Stored items:
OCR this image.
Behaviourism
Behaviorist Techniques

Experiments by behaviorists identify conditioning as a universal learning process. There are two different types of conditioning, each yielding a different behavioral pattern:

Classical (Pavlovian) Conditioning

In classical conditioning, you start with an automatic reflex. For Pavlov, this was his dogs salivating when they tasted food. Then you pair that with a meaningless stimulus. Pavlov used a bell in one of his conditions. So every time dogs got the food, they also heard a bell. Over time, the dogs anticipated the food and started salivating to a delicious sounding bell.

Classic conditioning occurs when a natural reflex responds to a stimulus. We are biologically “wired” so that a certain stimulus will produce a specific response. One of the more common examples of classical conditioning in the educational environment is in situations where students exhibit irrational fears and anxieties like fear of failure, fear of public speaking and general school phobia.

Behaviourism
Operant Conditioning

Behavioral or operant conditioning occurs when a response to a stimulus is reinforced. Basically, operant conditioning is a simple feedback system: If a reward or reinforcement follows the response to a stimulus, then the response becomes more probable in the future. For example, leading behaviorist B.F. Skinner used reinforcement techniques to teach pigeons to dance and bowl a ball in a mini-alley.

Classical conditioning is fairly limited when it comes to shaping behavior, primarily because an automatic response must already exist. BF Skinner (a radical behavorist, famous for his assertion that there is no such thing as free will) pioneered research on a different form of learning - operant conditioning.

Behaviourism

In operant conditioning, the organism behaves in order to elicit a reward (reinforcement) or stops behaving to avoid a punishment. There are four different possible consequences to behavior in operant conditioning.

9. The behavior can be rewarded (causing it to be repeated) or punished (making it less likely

Exercise requirements:
From the material above, count the lines that include "different" and give only the total.

Full response:
3